Requirements> In the listing below, find every line with the string "متکلم" and pull it out.

----------------------------------------

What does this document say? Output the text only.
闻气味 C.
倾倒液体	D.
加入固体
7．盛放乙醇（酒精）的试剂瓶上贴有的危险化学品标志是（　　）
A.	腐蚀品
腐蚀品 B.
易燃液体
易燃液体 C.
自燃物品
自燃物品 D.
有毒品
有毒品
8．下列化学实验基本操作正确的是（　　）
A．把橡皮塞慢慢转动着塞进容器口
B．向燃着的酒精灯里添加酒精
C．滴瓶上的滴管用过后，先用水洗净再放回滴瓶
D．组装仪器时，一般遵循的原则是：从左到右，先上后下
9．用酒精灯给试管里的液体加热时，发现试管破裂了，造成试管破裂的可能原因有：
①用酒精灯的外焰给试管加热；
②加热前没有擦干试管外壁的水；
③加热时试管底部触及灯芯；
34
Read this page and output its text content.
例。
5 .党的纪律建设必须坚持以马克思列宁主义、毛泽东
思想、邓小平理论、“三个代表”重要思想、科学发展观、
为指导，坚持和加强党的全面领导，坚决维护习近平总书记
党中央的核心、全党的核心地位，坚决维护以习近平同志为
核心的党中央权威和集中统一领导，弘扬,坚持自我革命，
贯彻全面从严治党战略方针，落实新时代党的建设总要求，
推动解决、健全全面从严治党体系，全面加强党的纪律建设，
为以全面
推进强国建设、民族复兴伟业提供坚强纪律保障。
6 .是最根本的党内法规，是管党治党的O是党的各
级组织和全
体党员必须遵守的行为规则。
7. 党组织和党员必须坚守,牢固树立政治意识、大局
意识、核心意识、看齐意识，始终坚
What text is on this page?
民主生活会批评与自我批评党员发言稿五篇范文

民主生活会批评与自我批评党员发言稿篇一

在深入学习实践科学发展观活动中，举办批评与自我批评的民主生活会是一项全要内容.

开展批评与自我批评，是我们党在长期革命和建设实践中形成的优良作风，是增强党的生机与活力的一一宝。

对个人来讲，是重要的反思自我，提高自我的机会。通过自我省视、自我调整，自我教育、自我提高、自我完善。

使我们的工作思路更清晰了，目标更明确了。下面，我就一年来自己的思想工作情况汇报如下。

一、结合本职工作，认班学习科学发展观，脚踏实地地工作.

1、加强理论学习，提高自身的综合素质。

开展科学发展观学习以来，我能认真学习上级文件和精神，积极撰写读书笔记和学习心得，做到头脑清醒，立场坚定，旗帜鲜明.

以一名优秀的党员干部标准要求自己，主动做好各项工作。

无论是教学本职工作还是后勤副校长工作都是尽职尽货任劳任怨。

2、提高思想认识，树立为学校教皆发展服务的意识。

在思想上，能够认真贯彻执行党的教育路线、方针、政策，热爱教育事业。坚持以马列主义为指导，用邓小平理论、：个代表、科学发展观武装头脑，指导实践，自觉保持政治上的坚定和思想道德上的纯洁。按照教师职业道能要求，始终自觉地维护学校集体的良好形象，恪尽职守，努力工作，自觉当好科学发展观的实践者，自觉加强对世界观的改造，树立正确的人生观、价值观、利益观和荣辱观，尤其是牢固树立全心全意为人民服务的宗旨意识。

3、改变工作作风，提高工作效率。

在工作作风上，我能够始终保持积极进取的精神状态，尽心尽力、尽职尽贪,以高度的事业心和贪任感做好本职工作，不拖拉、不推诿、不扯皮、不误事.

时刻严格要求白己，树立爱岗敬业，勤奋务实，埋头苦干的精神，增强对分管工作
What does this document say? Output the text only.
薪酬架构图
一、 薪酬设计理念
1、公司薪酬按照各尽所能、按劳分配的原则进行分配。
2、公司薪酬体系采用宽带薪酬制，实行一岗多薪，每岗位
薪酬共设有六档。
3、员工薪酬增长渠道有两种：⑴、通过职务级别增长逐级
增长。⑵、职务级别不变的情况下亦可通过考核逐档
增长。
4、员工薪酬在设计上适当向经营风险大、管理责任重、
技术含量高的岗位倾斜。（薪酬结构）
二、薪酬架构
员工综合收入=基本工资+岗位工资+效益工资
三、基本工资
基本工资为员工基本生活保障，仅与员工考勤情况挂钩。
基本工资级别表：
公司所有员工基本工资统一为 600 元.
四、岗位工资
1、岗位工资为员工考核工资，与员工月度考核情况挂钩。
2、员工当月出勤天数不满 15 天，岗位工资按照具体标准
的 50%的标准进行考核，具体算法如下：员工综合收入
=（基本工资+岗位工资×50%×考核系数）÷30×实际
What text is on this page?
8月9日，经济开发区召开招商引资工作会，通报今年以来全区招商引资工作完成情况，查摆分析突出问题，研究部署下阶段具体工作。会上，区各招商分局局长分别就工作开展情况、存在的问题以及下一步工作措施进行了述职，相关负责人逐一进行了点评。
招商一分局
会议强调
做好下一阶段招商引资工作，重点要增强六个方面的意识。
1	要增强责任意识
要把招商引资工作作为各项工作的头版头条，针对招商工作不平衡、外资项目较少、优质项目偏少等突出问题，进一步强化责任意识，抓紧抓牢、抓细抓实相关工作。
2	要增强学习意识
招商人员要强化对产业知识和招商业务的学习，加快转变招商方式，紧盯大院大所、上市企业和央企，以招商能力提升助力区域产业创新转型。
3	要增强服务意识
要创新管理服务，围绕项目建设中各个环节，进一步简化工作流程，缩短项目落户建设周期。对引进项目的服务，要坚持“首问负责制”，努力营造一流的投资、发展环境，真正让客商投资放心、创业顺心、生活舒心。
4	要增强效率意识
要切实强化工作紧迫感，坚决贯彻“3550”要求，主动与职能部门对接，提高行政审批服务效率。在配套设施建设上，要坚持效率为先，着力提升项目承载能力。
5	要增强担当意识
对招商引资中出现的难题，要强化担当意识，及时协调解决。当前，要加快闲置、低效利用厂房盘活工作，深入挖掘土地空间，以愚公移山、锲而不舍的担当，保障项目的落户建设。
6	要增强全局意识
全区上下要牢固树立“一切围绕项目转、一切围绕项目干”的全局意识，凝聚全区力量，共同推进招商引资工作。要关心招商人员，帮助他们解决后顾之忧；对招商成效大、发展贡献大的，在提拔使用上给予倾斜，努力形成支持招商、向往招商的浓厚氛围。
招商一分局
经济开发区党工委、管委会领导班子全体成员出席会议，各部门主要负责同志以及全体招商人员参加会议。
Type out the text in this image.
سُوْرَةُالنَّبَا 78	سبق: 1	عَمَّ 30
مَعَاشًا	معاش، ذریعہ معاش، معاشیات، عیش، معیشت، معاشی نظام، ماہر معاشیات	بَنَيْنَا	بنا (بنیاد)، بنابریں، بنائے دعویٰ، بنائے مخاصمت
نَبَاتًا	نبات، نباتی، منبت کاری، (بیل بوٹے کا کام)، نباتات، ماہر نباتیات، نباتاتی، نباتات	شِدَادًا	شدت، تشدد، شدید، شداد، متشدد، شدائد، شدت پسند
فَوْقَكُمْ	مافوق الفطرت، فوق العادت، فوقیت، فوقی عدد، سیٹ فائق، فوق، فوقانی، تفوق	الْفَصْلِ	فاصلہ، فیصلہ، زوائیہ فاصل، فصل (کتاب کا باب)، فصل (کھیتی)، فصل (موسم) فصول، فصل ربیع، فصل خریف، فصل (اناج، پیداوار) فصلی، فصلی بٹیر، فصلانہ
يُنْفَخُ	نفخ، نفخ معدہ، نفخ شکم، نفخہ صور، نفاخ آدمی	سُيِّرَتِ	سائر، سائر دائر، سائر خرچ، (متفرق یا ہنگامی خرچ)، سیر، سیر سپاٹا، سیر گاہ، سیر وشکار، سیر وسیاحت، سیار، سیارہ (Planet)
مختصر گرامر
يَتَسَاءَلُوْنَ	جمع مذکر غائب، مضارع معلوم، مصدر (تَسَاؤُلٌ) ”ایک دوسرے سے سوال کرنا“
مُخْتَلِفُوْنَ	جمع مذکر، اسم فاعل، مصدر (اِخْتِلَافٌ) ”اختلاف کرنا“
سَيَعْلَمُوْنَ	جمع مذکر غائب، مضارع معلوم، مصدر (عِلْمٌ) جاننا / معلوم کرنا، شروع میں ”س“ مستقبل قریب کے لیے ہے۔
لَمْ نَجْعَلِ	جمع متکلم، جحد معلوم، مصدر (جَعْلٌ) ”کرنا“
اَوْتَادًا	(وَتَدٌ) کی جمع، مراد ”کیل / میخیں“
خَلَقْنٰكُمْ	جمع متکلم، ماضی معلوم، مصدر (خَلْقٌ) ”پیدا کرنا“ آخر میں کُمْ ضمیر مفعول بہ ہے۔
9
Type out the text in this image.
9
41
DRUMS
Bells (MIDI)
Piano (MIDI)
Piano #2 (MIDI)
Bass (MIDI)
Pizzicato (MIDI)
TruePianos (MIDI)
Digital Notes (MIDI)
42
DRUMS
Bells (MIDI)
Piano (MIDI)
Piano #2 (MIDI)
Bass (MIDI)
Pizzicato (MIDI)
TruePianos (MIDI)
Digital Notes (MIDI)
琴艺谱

----------------------------------------

Completed exercise>
لَمْ نَجْعَلِ	جمع متکلم، جحد معلوم، مصدر (جَعْلٌ) ”کرنا“
خَلَقْنٰكُمْ	جمع متکلم، ماضی معلوم، مصدر (خَلْقٌ) ”پیدا کرنا“ آخر میں کُمْ ضمیر مفعول بہ ہے۔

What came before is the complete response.